### TO DO
Search the data for the word "username". Reproduce every line where it is found.

### LISTED ENTRIES
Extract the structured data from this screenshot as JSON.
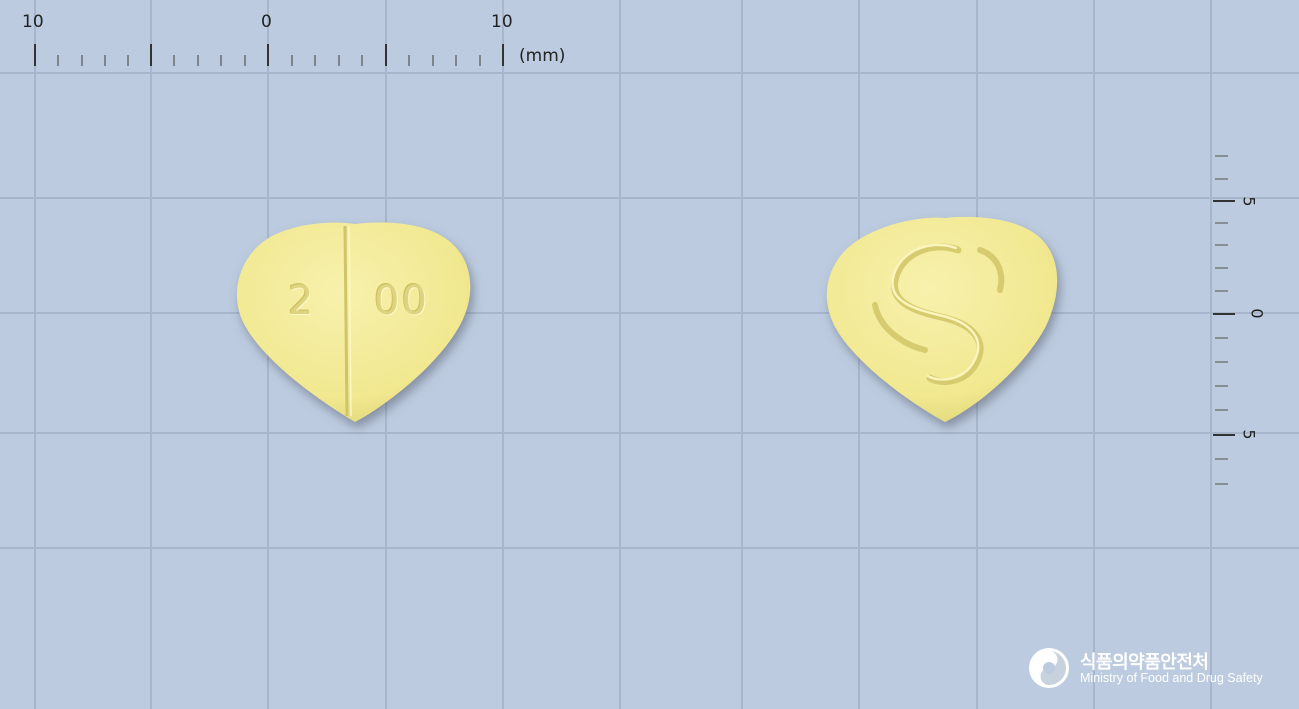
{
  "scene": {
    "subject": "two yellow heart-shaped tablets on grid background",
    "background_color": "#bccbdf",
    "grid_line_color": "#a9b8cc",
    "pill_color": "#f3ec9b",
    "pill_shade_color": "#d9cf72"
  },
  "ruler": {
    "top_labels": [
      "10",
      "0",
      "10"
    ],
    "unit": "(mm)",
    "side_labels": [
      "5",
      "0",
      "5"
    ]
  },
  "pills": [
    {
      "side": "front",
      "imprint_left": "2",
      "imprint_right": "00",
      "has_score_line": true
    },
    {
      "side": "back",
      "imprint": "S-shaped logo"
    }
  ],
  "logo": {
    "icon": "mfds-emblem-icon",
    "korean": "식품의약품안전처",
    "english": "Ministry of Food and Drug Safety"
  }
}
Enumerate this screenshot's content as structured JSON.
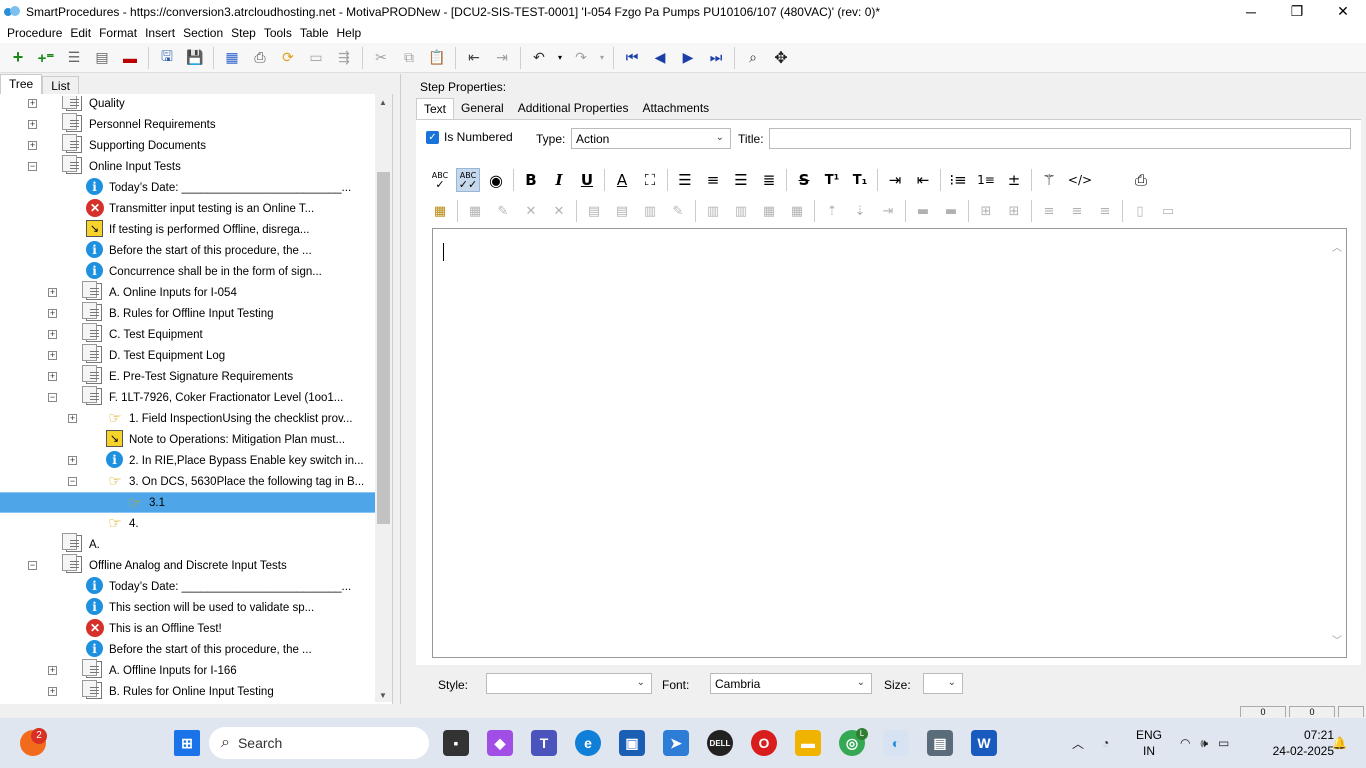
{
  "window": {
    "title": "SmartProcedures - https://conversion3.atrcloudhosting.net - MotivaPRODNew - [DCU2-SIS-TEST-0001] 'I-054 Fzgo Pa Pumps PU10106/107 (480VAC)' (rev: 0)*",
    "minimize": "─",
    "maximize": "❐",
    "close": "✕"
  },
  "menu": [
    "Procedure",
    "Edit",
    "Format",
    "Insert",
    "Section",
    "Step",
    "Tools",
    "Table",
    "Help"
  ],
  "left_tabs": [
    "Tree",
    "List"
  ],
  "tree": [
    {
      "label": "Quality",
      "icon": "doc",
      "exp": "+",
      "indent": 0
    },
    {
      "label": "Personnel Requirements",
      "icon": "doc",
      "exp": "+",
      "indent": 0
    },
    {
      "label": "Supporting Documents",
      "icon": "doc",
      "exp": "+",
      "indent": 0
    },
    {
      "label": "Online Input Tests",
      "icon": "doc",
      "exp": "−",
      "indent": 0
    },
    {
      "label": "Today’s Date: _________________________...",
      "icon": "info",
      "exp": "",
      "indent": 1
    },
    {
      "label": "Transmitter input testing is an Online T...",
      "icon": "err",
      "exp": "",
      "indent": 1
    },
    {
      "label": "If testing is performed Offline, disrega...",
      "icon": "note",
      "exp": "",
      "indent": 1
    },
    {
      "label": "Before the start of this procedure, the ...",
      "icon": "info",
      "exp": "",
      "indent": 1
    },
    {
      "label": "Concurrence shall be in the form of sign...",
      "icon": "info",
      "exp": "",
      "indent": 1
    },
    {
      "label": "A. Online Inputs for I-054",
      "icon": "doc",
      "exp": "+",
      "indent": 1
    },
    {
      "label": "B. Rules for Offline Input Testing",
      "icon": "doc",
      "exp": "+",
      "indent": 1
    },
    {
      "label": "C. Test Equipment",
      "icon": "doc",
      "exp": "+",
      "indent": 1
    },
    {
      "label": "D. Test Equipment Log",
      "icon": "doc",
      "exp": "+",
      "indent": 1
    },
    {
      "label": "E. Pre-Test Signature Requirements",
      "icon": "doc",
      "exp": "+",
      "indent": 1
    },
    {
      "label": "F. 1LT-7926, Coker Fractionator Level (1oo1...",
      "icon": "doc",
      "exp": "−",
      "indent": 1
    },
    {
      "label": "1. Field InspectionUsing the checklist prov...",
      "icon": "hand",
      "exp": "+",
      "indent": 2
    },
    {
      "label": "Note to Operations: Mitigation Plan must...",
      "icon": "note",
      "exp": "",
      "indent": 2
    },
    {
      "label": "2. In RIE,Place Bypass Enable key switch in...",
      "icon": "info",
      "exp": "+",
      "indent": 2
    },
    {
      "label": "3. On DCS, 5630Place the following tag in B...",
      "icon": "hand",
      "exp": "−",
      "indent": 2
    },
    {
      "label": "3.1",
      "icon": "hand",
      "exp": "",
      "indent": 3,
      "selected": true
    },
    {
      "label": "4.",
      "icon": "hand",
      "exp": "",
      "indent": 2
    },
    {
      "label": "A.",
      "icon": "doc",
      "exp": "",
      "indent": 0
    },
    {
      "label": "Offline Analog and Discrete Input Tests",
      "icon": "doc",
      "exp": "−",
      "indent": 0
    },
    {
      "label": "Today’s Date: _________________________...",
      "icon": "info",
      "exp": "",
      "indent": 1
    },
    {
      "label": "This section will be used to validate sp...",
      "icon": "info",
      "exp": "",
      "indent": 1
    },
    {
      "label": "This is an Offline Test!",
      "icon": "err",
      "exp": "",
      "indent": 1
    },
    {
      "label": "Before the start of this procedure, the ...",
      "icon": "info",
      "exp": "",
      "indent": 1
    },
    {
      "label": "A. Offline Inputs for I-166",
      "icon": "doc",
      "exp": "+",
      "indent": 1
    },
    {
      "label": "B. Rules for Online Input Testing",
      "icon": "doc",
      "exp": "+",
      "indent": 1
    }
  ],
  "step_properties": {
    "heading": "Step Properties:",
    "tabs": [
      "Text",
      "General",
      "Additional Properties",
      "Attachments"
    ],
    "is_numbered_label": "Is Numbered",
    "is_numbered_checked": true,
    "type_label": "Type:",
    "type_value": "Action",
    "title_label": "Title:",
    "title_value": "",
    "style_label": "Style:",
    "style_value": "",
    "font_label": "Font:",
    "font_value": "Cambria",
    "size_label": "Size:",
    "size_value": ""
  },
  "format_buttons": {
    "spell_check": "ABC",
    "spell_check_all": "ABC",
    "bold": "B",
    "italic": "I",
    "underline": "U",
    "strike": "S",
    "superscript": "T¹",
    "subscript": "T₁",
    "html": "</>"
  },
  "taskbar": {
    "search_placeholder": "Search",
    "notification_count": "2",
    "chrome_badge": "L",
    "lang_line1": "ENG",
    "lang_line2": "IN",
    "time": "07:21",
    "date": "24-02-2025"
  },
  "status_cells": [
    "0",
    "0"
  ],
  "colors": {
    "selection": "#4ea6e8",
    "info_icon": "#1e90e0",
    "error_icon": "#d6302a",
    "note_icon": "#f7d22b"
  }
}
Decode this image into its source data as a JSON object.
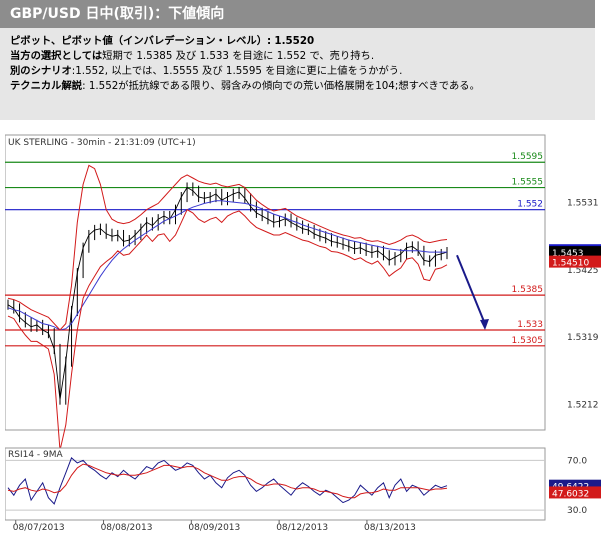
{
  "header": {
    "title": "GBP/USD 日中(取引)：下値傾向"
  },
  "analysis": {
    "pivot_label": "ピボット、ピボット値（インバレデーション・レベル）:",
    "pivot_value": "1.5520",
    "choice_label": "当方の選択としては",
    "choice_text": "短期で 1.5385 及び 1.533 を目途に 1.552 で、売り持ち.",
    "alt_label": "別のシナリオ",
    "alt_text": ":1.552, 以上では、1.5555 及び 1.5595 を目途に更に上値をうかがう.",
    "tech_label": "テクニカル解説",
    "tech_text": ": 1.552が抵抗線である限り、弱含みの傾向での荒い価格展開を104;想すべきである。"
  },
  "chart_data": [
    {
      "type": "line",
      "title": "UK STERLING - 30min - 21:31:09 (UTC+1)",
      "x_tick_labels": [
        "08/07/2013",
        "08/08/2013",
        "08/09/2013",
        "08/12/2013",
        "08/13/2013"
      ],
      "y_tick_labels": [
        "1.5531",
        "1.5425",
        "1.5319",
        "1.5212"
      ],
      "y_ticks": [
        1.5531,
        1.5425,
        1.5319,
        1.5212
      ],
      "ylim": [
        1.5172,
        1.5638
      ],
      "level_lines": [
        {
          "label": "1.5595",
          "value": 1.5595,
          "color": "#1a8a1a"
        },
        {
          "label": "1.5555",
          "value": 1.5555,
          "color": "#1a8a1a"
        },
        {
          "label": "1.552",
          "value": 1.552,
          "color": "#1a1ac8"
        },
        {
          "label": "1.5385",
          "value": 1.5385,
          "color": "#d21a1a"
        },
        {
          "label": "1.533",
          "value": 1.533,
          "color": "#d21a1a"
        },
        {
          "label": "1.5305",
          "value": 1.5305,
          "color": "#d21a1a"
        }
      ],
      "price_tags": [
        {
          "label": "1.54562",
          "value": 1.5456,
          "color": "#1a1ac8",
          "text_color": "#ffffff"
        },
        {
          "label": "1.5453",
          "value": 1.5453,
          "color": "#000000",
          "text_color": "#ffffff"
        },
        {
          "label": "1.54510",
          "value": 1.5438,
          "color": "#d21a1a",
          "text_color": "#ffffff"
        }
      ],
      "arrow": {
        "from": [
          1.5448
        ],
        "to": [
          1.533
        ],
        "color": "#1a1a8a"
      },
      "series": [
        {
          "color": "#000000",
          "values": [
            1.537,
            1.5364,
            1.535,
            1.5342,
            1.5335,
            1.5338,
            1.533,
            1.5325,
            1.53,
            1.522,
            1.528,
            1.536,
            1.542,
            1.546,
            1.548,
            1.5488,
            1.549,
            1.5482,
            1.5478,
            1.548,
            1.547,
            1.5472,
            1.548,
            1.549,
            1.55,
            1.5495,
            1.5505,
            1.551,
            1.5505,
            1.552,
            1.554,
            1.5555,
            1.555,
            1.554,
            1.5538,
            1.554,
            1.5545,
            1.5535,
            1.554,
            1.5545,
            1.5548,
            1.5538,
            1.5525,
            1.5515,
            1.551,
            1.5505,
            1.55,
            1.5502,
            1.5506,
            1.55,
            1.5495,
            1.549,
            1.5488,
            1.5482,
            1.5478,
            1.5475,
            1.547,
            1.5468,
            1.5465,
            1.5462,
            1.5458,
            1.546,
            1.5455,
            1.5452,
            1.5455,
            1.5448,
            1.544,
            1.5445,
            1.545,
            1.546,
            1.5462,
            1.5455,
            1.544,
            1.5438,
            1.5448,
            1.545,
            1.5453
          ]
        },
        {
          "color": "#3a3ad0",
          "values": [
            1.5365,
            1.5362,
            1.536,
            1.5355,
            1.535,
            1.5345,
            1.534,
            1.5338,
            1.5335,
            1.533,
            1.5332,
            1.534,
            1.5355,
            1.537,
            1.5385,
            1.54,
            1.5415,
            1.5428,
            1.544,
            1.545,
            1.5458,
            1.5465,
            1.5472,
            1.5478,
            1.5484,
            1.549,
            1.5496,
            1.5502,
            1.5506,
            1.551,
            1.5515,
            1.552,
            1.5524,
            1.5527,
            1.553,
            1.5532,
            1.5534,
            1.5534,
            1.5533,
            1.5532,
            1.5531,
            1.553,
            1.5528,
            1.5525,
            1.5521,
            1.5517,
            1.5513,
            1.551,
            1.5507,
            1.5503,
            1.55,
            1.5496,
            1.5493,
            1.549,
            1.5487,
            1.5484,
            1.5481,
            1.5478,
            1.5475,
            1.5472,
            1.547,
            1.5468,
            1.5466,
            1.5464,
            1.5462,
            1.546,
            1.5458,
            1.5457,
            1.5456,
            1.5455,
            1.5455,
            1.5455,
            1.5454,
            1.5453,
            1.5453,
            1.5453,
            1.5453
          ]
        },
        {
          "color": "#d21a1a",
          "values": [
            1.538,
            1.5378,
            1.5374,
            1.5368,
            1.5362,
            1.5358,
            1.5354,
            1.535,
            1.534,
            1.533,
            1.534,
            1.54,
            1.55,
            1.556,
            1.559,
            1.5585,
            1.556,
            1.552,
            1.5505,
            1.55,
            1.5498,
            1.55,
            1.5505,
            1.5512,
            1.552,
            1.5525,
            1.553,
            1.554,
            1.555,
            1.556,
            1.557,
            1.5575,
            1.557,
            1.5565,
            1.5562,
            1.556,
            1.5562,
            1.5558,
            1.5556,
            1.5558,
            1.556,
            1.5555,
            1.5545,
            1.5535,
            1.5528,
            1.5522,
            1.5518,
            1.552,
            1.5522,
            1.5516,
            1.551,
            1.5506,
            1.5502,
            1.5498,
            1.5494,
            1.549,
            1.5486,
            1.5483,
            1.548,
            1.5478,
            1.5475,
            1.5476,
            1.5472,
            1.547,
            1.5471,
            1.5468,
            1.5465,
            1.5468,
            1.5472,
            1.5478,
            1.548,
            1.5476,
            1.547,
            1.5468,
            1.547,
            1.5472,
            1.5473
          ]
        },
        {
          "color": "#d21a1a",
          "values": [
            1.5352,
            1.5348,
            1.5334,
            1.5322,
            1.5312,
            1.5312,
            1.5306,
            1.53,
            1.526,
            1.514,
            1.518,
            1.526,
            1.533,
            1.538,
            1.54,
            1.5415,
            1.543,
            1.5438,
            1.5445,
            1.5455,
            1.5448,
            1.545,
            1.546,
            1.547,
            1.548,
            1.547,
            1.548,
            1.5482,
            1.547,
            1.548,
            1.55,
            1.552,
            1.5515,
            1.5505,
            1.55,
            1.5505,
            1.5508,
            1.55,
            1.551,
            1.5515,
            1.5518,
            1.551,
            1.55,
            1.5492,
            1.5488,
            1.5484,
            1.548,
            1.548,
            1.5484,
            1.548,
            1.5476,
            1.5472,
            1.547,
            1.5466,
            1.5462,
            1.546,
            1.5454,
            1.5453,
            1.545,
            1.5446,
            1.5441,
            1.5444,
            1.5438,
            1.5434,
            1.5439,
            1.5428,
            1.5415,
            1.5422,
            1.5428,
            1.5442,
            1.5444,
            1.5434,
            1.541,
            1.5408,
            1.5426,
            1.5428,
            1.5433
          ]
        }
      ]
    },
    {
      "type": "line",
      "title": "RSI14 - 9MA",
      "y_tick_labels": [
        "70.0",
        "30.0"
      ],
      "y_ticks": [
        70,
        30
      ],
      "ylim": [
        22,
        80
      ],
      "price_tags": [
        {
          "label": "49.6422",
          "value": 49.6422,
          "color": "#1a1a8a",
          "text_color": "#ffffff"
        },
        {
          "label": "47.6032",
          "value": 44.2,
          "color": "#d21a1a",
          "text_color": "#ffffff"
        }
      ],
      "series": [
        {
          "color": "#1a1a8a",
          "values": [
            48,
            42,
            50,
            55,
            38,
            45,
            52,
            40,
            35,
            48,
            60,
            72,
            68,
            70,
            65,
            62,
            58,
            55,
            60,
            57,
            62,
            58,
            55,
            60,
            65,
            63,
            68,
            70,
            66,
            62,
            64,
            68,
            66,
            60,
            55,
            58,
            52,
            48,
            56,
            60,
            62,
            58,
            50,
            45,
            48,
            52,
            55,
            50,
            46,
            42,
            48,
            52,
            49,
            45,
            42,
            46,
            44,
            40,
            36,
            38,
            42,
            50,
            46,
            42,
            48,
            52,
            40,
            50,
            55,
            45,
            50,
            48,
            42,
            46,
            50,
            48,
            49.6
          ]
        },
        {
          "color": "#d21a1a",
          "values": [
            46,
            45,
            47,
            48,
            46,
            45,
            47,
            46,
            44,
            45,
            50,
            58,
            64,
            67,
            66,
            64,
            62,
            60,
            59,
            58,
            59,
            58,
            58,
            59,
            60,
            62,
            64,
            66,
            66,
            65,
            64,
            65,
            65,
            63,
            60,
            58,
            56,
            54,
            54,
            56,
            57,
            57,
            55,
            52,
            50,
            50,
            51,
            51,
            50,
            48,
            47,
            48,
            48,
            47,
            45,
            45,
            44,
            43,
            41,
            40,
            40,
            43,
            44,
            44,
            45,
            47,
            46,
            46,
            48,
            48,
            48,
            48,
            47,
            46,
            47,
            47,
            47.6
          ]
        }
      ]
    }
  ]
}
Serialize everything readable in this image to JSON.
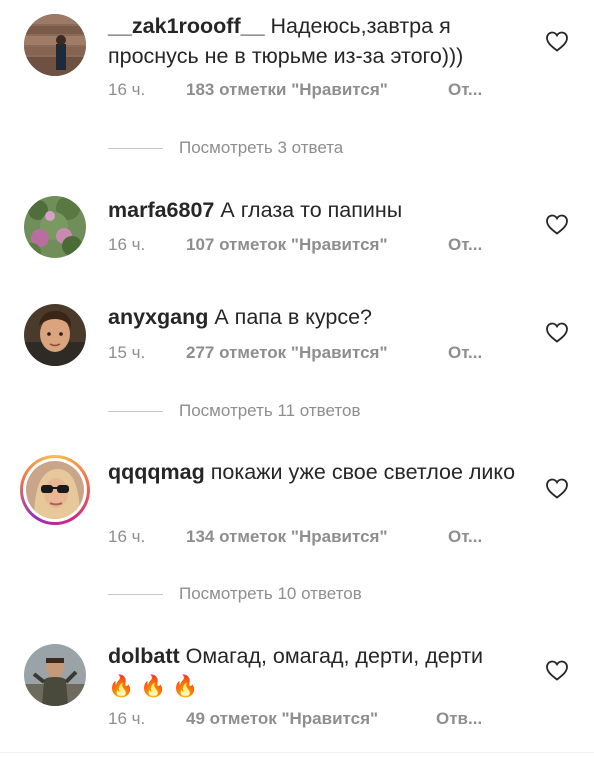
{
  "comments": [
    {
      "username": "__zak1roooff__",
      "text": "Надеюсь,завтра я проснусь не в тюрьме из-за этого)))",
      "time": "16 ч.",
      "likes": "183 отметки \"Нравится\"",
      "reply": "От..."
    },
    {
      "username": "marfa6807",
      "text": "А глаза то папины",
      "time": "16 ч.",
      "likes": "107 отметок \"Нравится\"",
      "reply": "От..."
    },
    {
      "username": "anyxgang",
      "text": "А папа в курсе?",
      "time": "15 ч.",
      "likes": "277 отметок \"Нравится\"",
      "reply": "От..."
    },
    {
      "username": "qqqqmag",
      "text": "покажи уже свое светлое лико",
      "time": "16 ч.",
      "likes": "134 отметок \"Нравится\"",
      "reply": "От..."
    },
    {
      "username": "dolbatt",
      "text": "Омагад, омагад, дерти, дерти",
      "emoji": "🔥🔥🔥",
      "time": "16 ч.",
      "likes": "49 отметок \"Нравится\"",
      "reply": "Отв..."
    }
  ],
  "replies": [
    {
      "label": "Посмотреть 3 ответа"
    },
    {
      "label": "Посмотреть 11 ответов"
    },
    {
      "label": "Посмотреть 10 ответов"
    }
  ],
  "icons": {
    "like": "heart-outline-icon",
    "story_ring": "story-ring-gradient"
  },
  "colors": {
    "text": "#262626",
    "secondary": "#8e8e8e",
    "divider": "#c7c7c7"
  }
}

### FINISHED TASK
      "username": "__zak1roooff__",
      "username": "marfa6807",
      "username": "anyxgang",
      "username": "qqqqmag",
      "username": "dolbatt",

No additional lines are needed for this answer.